Do this — Each record needs to be echoed exactly; can you do that?

--- START ---

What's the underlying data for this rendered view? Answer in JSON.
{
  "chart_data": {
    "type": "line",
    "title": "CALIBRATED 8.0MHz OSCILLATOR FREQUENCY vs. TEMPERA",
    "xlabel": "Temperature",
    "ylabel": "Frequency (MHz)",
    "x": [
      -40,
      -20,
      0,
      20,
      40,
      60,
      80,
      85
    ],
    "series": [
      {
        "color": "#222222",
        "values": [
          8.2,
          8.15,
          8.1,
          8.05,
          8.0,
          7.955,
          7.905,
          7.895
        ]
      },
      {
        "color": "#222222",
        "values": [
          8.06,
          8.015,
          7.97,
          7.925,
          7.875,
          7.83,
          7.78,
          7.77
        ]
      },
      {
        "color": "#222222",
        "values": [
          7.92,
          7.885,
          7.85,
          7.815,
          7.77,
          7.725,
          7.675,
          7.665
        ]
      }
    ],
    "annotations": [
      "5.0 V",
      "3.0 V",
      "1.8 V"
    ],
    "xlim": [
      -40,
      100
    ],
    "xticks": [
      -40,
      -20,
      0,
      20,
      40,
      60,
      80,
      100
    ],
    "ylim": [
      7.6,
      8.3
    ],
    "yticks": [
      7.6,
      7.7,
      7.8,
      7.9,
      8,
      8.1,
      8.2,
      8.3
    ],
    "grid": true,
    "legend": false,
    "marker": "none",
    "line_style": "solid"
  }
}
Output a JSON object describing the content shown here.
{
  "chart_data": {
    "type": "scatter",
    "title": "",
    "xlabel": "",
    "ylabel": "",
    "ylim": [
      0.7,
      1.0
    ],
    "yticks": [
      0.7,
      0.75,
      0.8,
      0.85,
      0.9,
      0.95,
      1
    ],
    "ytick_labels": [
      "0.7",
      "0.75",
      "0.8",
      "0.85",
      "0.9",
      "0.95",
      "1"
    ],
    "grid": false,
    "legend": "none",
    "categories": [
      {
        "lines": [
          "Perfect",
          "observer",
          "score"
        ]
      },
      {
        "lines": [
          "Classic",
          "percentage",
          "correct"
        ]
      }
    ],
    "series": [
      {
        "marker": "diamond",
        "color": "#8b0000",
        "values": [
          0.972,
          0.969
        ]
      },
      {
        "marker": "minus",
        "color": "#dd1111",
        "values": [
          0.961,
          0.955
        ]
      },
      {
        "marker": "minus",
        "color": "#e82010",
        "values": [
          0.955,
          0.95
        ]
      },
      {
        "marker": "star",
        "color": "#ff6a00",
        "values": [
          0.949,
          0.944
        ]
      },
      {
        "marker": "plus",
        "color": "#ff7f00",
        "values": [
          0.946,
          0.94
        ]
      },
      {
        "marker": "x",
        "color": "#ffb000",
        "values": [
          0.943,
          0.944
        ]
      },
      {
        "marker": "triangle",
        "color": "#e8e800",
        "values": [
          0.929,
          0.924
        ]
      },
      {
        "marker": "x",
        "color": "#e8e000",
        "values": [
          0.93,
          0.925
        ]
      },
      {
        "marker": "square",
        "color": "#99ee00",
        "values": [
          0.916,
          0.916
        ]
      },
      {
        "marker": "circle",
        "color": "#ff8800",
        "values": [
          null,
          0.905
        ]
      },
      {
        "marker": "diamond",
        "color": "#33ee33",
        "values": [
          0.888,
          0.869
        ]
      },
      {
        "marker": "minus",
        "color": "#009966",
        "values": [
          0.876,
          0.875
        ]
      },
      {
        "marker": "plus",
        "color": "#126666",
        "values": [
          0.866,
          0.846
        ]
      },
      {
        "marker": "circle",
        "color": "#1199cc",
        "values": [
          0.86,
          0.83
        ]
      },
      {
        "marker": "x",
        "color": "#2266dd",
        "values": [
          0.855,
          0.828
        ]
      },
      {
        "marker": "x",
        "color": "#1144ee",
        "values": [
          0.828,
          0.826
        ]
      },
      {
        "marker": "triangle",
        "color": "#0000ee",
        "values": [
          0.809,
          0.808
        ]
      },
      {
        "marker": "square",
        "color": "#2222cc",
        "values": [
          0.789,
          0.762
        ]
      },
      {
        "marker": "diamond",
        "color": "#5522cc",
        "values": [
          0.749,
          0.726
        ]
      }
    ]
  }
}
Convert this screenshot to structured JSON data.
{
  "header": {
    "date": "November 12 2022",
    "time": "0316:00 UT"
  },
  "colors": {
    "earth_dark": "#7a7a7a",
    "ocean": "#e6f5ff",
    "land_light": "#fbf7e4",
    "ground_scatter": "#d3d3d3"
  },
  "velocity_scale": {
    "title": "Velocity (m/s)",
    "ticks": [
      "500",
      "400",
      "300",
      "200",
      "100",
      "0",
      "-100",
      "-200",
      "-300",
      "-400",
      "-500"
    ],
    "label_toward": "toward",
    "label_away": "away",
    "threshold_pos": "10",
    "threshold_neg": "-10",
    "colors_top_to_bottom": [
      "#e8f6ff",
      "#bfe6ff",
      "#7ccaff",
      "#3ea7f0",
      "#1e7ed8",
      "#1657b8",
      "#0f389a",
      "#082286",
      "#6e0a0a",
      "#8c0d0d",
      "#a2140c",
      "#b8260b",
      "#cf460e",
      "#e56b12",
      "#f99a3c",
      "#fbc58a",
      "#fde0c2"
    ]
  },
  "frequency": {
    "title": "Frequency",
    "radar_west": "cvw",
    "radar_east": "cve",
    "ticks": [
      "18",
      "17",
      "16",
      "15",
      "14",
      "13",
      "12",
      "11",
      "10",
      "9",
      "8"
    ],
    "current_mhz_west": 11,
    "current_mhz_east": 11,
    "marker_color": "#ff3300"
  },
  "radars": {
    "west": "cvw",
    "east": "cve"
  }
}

--- END ---

Exercise output —
What's the underlying data for this rendered view? Answer in JSON.
{
  "chart_data": {
    "type": "line",
    "title": "CALIBRATED 8.0MHz OSCILLATOR FREQUENCY vs. TEMPERA",
    "xlabel": "Temperature",
    "ylabel": "Frequency (MHz)",
    "x": [
      -40,
      -20,
      0,
      20,
      40,
      60,
      80,
      85
    ],
    "series": [
      {
        "color": "#222222",
        "values": [
          8.2,
          8.15,
          8.1,
          8.05,
          8.0,
          7.955,
          7.905,
          7.895
        ]
      },
      {
        "color": "#222222",
        "values": [
          8.06,
          8.015,
          7.97,
          7.925,
          7.875,
          7.83,
          7.78,
          7.77
        ]
      },
      {
        "color": "#222222",
        "values": [
          7.92,
          7.885,
          7.85,
          7.815,
          7.77,
          7.725,
          7.675,
          7.665
        ]
      }
    ],
    "annotations": [
      "5.0 V",
      "3.0 V",
      "1.8 V"
    ],
    "xlim": [
      -40,
      100
    ],
    "xticks": [
      -40,
      -20,
      0,
      20,
      40,
      60,
      80,
      100
    ],
    "ylim": [
      7.6,
      8.3
    ],
    "yticks": [
      7.6,
      7.7,
      7.8,
      7.9,
      8,
      8.1,
      8.2,
      8.3
    ],
    "grid": true,
    "legend": false,
    "marker": "none",
    "line_style": "solid"
  }
}
Output a JSON object describing the content shown here.
{
  "chart_data": {
    "type": "scatter",
    "title": "",
    "xlabel": "",
    "ylabel": "",
    "ylim": [
      0.7,
      1.0
    ],
    "yticks": [
      0.7,
      0.75,
      0.8,
      0.85,
      0.9,
      0.95,
      1
    ],
    "ytick_labels": [
      "0.7",
      "0.75",
      "0.8",
      "0.85",
      "0.9",
      "0.95",
      "1"
    ],
    "grid": false,
    "legend": "none",
    "categories": [
      {
        "lines": [
          "Perfect",
          "observer",
          "score"
        ]
      },
      {
        "lines": [
          "Classic",
          "percentage",
          "correct"
        ]
      }
    ],
    "series": [
      {
        "marker": "diamond",
        "color": "#8b0000",
        "values": [
          0.972,
          0.969
        ]
      },
      {
        "marker": "minus",
        "color": "#dd1111",
        "values": [
          0.961,
          0.955
        ]
      },
      {
        "marker": "minus",
        "color": "#e82010",
        "values": [
          0.955,
          0.95
        ]
      },
      {
        "marker": "star",
        "color": "#ff6a00",
        "values": [
          0.949,
          0.944
        ]
      },
      {
        "marker": "plus",
        "color": "#ff7f00",
        "values": [
          0.946,
          0.94
        ]
      },
      {
        "marker": "x",
        "color": "#ffb000",
        "values": [
          0.943,
          0.944
        ]
      },
      {
        "marker": "triangle",
        "color": "#e8e800",
        "values": [
          0.929,
          0.924
        ]
      },
      {
        "marker": "x",
        "color": "#e8e000",
        "values": [
          0.93,
          0.925
        ]
      },
      {
        "marker": "square",
        "color": "#99ee00",
        "values": [
          0.916,
          0.916
        ]
      },
      {
        "marker": "circle",
        "color": "#ff8800",
        "values": [
          null,
          0.905
        ]
      },
      {
        "marker": "diamond",
        "color": "#33ee33",
        "values": [
          0.888,
          0.869
        ]
      },
      {
        "marker": "minus",
        "color": "#009966",
        "values": [
          0.876,
          0.875
        ]
      },
      {
        "marker": "plus",
        "color": "#126666",
        "values": [
          0.866,
          0.846
        ]
      },
      {
        "marker": "circle",
        "color": "#1199cc",
        "values": [
          0.86,
          0.83
        ]
      },
      {
        "marker": "x",
        "color": "#2266dd",
        "values": [
          0.855,
          0.828
        ]
      },
      {
        "marker": "x",
        "color": "#1144ee",
        "values": [
          0.828,
          0.826
        ]
      },
      {
        "marker": "triangle",
        "color": "#0000ee",
        "values": [
          0.809,
          0.808
        ]
      },
      {
        "marker": "square",
        "color": "#2222cc",
        "values": [
          0.789,
          0.762
        ]
      },
      {
        "marker": "diamond",
        "color": "#5522cc",
        "values": [
          0.749,
          0.726
        ]
      }
    ]
  }
}
Convert this screenshot to structured JSON data.
{
  "header": {
    "date": "November 12 2022",
    "time": "0316:00 UT"
  },
  "colors": {
    "earth_dark": "#7a7a7a",
    "ocean": "#e6f5ff",
    "land_light": "#fbf7e4",
    "ground_scatter": "#d3d3d3"
  },
  "velocity_scale": {
    "title": "Velocity (m/s)",
    "ticks": [
      "500",
      "400",
      "300",
      "200",
      "100",
      "0",
      "-100",
      "-200",
      "-300",
      "-400",
      "-500"
    ],
    "label_toward": "toward",
    "label_away": "away",
    "threshold_pos": "10",
    "threshold_neg": "-10",
    "colors_top_to_bottom": [
      "#e8f6ff",
      "#bfe6ff",
      "#7ccaff",
      "#3ea7f0",
      "#1e7ed8",
      "#1657b8",
      "#0f389a",
      "#082286",
      "#6e0a0a",
      "#8c0d0d",
      "#a2140c",
      "#b8260b",
      "#cf460e",
      "#e56b12",
      "#f99a3c",
      "#fbc58a",
      "#fde0c2"
    ]
  },
  "frequency": {
    "title": "Frequency",
    "radar_west": "cvw",
    "radar_east": "cve",
    "ticks": [
      "18",
      "17",
      "16",
      "15",
      "14",
      "13",
      "12",
      "11",
      "10",
      "9",
      "8"
    ],
    "current_mhz_west": 11,
    "current_mhz_east": 11,
    "marker_color": "#ff3300"
  },
  "radars": {
    "west": "cvw",
    "east": "cve"
  }
}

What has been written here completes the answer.